WHAT YOU WILL DO | What follows is a block of records; restate each one word for word.

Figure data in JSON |
Begin
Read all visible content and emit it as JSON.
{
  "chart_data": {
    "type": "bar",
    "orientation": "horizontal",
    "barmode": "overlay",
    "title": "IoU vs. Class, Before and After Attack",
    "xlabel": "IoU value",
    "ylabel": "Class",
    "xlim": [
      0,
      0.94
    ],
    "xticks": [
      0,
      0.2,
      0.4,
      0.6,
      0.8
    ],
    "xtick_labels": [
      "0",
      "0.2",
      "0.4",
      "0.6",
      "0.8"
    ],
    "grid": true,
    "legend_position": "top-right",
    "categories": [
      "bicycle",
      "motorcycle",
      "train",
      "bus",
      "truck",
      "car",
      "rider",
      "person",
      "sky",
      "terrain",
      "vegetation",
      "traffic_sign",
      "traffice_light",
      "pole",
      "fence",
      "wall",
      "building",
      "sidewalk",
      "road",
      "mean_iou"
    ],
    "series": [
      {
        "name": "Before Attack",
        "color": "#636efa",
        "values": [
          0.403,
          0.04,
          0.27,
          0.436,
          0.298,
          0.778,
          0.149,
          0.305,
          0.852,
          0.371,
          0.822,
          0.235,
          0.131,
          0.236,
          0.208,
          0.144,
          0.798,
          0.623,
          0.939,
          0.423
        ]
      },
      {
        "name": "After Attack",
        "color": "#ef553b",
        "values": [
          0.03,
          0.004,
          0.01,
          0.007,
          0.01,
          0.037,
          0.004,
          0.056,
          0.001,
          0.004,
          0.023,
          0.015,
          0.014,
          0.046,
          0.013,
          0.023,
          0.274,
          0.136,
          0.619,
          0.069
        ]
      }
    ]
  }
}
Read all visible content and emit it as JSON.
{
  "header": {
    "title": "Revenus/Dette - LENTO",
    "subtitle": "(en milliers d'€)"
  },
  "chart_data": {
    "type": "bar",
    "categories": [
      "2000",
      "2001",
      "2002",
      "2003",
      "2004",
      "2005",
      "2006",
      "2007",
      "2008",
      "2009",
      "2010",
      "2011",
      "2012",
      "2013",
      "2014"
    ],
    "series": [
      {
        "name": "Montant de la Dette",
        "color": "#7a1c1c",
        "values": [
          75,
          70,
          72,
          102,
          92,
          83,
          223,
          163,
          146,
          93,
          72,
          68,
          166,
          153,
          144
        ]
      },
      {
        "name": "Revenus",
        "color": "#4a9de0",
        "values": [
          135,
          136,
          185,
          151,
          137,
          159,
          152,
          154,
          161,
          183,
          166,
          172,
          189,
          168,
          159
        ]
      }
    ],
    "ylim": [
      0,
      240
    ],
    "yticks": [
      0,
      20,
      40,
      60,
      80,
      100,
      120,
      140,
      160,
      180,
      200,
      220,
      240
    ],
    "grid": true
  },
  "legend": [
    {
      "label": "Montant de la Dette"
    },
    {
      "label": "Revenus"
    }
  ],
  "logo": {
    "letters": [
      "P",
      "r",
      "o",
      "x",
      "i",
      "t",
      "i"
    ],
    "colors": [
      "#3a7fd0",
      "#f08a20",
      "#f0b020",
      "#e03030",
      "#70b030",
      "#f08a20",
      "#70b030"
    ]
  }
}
End
RIGHT ANSWER |
Read all visible content and emit it as JSON.
{
  "chart_data": {
    "type": "bar",
    "orientation": "horizontal",
    "barmode": "overlay",
    "title": "IoU vs. Class, Before and After Attack",
    "xlabel": "IoU value",
    "ylabel": "Class",
    "xlim": [
      0,
      0.94
    ],
    "xticks": [
      0,
      0.2,
      0.4,
      0.6,
      0.8
    ],
    "xtick_labels": [
      "0",
      "0.2",
      "0.4",
      "0.6",
      "0.8"
    ],
    "grid": true,
    "legend_position": "top-right",
    "categories": [
      "bicycle",
      "motorcycle",
      "train",
      "bus",
      "truck",
      "car",
      "rider",
      "person",
      "sky",
      "terrain",
      "vegetation",
      "traffic_sign",
      "traffice_light",
      "pole",
      "fence",
      "wall",
      "building",
      "sidewalk",
      "road",
      "mean_iou"
    ],
    "series": [
      {
        "name": "Before Attack",
        "color": "#636efa",
        "values": [
          0.403,
          0.04,
          0.27,
          0.436,
          0.298,
          0.778,
          0.149,
          0.305,
          0.852,
          0.371,
          0.822,
          0.235,
          0.131,
          0.236,
          0.208,
          0.144,
          0.798,
          0.623,
          0.939,
          0.423
        ]
      },
      {
        "name": "After Attack",
        "color": "#ef553b",
        "values": [
          0.03,
          0.004,
          0.01,
          0.007,
          0.01,
          0.037,
          0.004,
          0.056,
          0.001,
          0.004,
          0.023,
          0.015,
          0.014,
          0.046,
          0.013,
          0.023,
          0.274,
          0.136,
          0.619,
          0.069
        ]
      }
    ]
  }
}
Read all visible content and emit it as JSON.
{
  "header": {
    "title": "Revenus/Dette - LENTO",
    "subtitle": "(en milliers d'€)"
  },
  "chart_data": {
    "type": "bar",
    "categories": [
      "2000",
      "2001",
      "2002",
      "2003",
      "2004",
      "2005",
      "2006",
      "2007",
      "2008",
      "2009",
      "2010",
      "2011",
      "2012",
      "2013",
      "2014"
    ],
    "series": [
      {
        "name": "Montant de la Dette",
        "color": "#7a1c1c",
        "values": [
          75,
          70,
          72,
          102,
          92,
          83,
          223,
          163,
          146,
          93,
          72,
          68,
          166,
          153,
          144
        ]
      },
      {
        "name": "Revenus",
        "color": "#4a9de0",
        "values": [
          135,
          136,
          185,
          151,
          137,
          159,
          152,
          154,
          161,
          183,
          166,
          172,
          189,
          168,
          159
        ]
      }
    ],
    "ylim": [
      0,
      240
    ],
    "yticks": [
      0,
      20,
      40,
      60,
      80,
      100,
      120,
      140,
      160,
      180,
      200,
      220,
      240
    ],
    "grid": true
  },
  "legend": [
    {
      "label": "Montant de la Dette"
    },
    {
      "label": "Revenus"
    }
  ],
  "logo": {
    "letters": [
      "P",
      "r",
      "o",
      "x",
      "i",
      "t",
      "i"
    ],
    "colors": [
      "#3a7fd0",
      "#f08a20",
      "#f0b020",
      "#e03030",
      "#70b030",
      "#f08a20",
      "#70b030"
    ]
  }
}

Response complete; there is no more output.